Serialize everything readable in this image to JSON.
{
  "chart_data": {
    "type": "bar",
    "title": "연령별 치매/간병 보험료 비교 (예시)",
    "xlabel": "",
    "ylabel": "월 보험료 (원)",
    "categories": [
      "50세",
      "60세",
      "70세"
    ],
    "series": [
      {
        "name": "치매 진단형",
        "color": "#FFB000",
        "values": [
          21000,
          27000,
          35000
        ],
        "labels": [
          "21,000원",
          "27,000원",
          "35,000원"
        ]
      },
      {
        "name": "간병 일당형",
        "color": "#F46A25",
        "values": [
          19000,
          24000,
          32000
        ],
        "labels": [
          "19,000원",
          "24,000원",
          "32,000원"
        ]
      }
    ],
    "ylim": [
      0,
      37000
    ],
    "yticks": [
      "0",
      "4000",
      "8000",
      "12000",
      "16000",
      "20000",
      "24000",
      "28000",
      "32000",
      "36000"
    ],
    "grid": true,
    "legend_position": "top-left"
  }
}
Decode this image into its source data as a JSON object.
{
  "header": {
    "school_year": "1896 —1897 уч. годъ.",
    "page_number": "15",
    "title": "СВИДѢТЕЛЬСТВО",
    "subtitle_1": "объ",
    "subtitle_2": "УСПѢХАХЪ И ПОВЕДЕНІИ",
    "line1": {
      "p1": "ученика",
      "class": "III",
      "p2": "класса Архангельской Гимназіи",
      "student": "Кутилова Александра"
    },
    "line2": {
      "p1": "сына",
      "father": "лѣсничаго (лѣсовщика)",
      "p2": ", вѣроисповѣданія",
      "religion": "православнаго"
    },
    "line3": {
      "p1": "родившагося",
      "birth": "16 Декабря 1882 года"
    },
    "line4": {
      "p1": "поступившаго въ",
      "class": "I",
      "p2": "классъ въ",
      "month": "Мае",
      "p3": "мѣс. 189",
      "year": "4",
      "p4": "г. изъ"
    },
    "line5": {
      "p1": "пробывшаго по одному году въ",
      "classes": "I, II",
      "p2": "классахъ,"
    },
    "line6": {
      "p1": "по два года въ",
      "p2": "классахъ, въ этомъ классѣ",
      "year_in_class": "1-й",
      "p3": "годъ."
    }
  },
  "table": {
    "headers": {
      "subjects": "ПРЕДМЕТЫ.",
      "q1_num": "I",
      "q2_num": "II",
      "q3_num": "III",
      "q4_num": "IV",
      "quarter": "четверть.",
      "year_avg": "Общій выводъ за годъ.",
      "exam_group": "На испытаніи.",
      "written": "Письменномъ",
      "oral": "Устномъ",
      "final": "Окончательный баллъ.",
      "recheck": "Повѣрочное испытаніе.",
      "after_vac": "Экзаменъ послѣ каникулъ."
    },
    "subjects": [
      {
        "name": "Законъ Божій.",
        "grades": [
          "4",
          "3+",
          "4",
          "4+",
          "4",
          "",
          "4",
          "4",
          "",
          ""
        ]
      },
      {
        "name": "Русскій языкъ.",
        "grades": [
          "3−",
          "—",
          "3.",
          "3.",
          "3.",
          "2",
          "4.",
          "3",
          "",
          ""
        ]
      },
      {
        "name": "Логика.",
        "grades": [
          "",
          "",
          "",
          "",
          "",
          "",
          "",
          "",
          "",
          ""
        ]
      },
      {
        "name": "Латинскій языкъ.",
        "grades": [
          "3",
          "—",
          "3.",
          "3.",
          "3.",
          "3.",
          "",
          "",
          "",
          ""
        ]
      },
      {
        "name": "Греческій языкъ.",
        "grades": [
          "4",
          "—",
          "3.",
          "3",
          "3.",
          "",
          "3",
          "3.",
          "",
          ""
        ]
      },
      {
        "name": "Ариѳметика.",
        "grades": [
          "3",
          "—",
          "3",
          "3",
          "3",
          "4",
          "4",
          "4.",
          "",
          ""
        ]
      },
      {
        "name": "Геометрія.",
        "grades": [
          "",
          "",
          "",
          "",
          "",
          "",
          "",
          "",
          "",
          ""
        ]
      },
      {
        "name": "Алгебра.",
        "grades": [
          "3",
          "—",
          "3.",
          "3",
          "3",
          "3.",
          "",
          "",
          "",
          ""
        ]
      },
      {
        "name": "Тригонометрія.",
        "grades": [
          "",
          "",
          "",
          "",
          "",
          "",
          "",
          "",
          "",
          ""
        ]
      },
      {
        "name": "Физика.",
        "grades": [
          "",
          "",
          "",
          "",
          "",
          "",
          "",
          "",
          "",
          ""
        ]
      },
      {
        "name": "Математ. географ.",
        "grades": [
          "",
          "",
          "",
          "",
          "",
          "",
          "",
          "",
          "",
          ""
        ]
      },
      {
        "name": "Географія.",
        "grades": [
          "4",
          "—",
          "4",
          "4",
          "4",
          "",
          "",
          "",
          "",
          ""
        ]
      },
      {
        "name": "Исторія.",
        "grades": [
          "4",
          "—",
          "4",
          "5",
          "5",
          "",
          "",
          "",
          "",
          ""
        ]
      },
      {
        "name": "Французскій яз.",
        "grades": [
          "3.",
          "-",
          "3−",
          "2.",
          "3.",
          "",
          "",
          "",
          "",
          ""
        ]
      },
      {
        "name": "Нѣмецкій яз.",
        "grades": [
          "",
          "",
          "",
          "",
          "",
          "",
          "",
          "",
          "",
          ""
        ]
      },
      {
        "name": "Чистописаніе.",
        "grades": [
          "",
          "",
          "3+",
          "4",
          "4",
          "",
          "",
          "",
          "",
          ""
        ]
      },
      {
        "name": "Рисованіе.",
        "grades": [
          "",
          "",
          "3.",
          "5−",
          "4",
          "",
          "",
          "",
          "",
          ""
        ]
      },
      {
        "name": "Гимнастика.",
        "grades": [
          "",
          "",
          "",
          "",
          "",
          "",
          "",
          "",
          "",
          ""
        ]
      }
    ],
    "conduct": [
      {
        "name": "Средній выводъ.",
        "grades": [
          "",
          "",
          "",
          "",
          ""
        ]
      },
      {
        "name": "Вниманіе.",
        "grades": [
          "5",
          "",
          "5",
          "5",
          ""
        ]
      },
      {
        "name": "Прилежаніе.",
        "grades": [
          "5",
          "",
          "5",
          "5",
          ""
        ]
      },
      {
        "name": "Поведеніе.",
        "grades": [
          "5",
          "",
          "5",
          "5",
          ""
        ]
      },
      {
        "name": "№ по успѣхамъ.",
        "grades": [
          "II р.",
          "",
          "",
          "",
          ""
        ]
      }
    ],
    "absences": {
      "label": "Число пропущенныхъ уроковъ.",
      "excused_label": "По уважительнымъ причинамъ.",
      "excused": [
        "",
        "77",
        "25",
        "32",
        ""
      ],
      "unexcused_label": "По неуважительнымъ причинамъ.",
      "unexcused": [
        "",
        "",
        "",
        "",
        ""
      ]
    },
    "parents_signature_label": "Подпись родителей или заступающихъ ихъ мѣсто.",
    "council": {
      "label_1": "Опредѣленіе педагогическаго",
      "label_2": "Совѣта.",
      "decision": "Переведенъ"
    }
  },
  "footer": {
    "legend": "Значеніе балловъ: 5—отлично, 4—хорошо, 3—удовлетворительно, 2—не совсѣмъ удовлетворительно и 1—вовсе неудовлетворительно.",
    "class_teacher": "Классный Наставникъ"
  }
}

◇ ◇ ◇

__STATED PROBLEM__.
Write out every entry again exactly, please, with nothing missing.

__OUTPUT OF THE EXERCISE__.
Serialize everything readable in this image to JSON.
{
  "chart_data": {
    "type": "bar",
    "title": "연령별 치매/간병 보험료 비교 (예시)",
    "xlabel": "",
    "ylabel": "월 보험료 (원)",
    "categories": [
      "50세",
      "60세",
      "70세"
    ],
    "series": [
      {
        "name": "치매 진단형",
        "color": "#FFB000",
        "values": [
          21000,
          27000,
          35000
        ],
        "labels": [
          "21,000원",
          "27,000원",
          "35,000원"
        ]
      },
      {
        "name": "간병 일당형",
        "color": "#F46A25",
        "values": [
          19000,
          24000,
          32000
        ],
        "labels": [
          "19,000원",
          "24,000원",
          "32,000원"
        ]
      }
    ],
    "ylim": [
      0,
      37000
    ],
    "yticks": [
      "0",
      "4000",
      "8000",
      "12000",
      "16000",
      "20000",
      "24000",
      "28000",
      "32000",
      "36000"
    ],
    "grid": true,
    "legend_position": "top-left"
  }
}
Decode this image into its source data as a JSON object.
{
  "header": {
    "school_year": "1896 —1897 уч. годъ.",
    "page_number": "15",
    "title": "СВИДѢТЕЛЬСТВО",
    "subtitle_1": "объ",
    "subtitle_2": "УСПѢХАХЪ И ПОВЕДЕНІИ",
    "line1": {
      "p1": "ученика",
      "class": "III",
      "p2": "класса Архангельской Гимназіи",
      "student": "Кутилова Александра"
    },
    "line2": {
      "p1": "сына",
      "father": "лѣсничаго (лѣсовщика)",
      "p2": ", вѣроисповѣданія",
      "religion": "православнаго"
    },
    "line3": {
      "p1": "родившагося",
      "birth": "16 Декабря 1882 года"
    },
    "line4": {
      "p1": "поступившаго въ",
      "class": "I",
      "p2": "классъ въ",
      "month": "Мае",
      "p3": "мѣс. 189",
      "year": "4",
      "p4": "г. изъ"
    },
    "line5": {
      "p1": "пробывшаго по одному году въ",
      "classes": "I, II",
      "p2": "классахъ,"
    },
    "line6": {
      "p1": "по два года въ",
      "p2": "классахъ, въ этомъ классѣ",
      "year_in_class": "1-й",
      "p3": "годъ."
    }
  },
  "table": {
    "headers": {
      "subjects": "ПРЕДМЕТЫ.",
      "q1_num": "I",
      "q2_num": "II",
      "q3_num": "III",
      "q4_num": "IV",
      "quarter": "четверть.",
      "year_avg": "Общій выводъ за годъ.",
      "exam_group": "На испытаніи.",
      "written": "Письменномъ",
      "oral": "Устномъ",
      "final": "Окончательный баллъ.",
      "recheck": "Повѣрочное испытаніе.",
      "after_vac": "Экзаменъ послѣ каникулъ."
    },
    "subjects": [
      {
        "name": "Законъ Божій.",
        "grades": [
          "4",
          "3+",
          "4",
          "4+",
          "4",
          "",
          "4",
          "4",
          "",
          ""
        ]
      },
      {
        "name": "Русскій языкъ.",
        "grades": [
          "3−",
          "—",
          "3.",
          "3.",
          "3.",
          "2",
          "4.",
          "3",
          "",
          ""
        ]
      },
      {
        "name": "Логика.",
        "grades": [
          "",
          "",
          "",
          "",
          "",
          "",
          "",
          "",
          "",
          ""
        ]
      },
      {
        "name": "Латинскій языкъ.",
        "grades": [
          "3",
          "—",
          "3.",
          "3.",
          "3.",
          "3.",
          "",
          "",
          "",
          ""
        ]
      },
      {
        "name": "Греческій языкъ.",
        "grades": [
          "4",
          "—",
          "3.",
          "3",
          "3.",
          "",
          "3",
          "3.",
          "",
          ""
        ]
      },
      {
        "name": "Ариѳметика.",
        "grades": [
          "3",
          "—",
          "3",
          "3",
          "3",
          "4",
          "4",
          "4.",
          "",
          ""
        ]
      },
      {
        "name": "Геометрія.",
        "grades": [
          "",
          "",
          "",
          "",
          "",
          "",
          "",
          "",
          "",
          ""
        ]
      },
      {
        "name": "Алгебра.",
        "grades": [
          "3",
          "—",
          "3.",
          "3",
          "3",
          "3.",
          "",
          "",
          "",
          ""
        ]
      },
      {
        "name": "Тригонометрія.",
        "grades": [
          "",
          "",
          "",
          "",
          "",
          "",
          "",
          "",
          "",
          ""
        ]
      },
      {
        "name": "Физика.",
        "grades": [
          "",
          "",
          "",
          "",
          "",
          "",
          "",
          "",
          "",
          ""
        ]
      },
      {
        "name": "Математ. географ.",
        "grades": [
          "",
          "",
          "",
          "",
          "",
          "",
          "",
          "",
          "",
          ""
        ]
      },
      {
        "name": "Географія.",
        "grades": [
          "4",
          "—",
          "4",
          "4",
          "4",
          "",
          "",
          "",
          "",
          ""
        ]
      },
      {
        "name": "Исторія.",
        "grades": [
          "4",
          "—",
          "4",
          "5",
          "5",
          "",
          "",
          "",
          "",
          ""
        ]
      },
      {
        "name": "Французскій яз.",
        "grades": [
          "3.",
          "-",
          "3−",
          "2.",
          "3.",
          "",
          "",
          "",
          "",
          ""
        ]
      },
      {
        "name": "Нѣмецкій яз.",
        "grades": [
          "",
          "",
          "",
          "",
          "",
          "",
          "",
          "",
          "",
          ""
        ]
      },
      {
        "name": "Чистописаніе.",
        "grades": [
          "",
          "",
          "3+",
          "4",
          "4",
          "",
          "",
          "",
          "",
          ""
        ]
      },
      {
        "name": "Рисованіе.",
        "grades": [
          "",
          "",
          "3.",
          "5−",
          "4",
          "",
          "",
          "",
          "",
          ""
        ]
      },
      {
        "name": "Гимнастика.",
        "grades": [
          "",
          "",
          "",
          "",
          "",
          "",
          "",
          "",
          "",
          ""
        ]
      }
    ],
    "conduct": [
      {
        "name": "Средній выводъ.",
        "grades": [
          "",
          "",
          "",
          "",
          ""
        ]
      },
      {
        "name": "Вниманіе.",
        "grades": [
          "5",
          "",
          "5",
          "5",
          ""
        ]
      },
      {
        "name": "Прилежаніе.",
        "grades": [
          "5",
          "",
          "5",
          "5",
          ""
        ]
      },
      {
        "name": "Поведеніе.",
        "grades": [
          "5",
          "",
          "5",
          "5",
          ""
        ]
      },
      {
        "name": "№ по успѣхамъ.",
        "grades": [
          "II р.",
          "",
          "",
          "",
          ""
        ]
      }
    ],
    "absences": {
      "label": "Число пропущенныхъ уроковъ.",
      "excused_label": "По уважительнымъ причинамъ.",
      "excused": [
        "",
        "77",
        "25",
        "32",
        ""
      ],
      "unexcused_label": "По неуважительнымъ причинамъ.",
      "unexcused": [
        "",
        "",
        "",
        "",
        ""
      ]
    },
    "parents_signature_label": "Подпись родителей или заступающихъ ихъ мѣсто.",
    "council": {
      "label_1": "Опредѣленіе педагогическаго",
      "label_2": "Совѣта.",
      "decision": "Переведенъ"
    }
  },
  "footer": {
    "legend": "Значеніе балловъ: 5—отлично, 4—хорошо, 3—удовлетворительно, 2—не совсѣмъ удовлетворительно и 1—вовсе неудовлетворительно.",
    "class_teacher": "Классный Наставникъ"
  }
}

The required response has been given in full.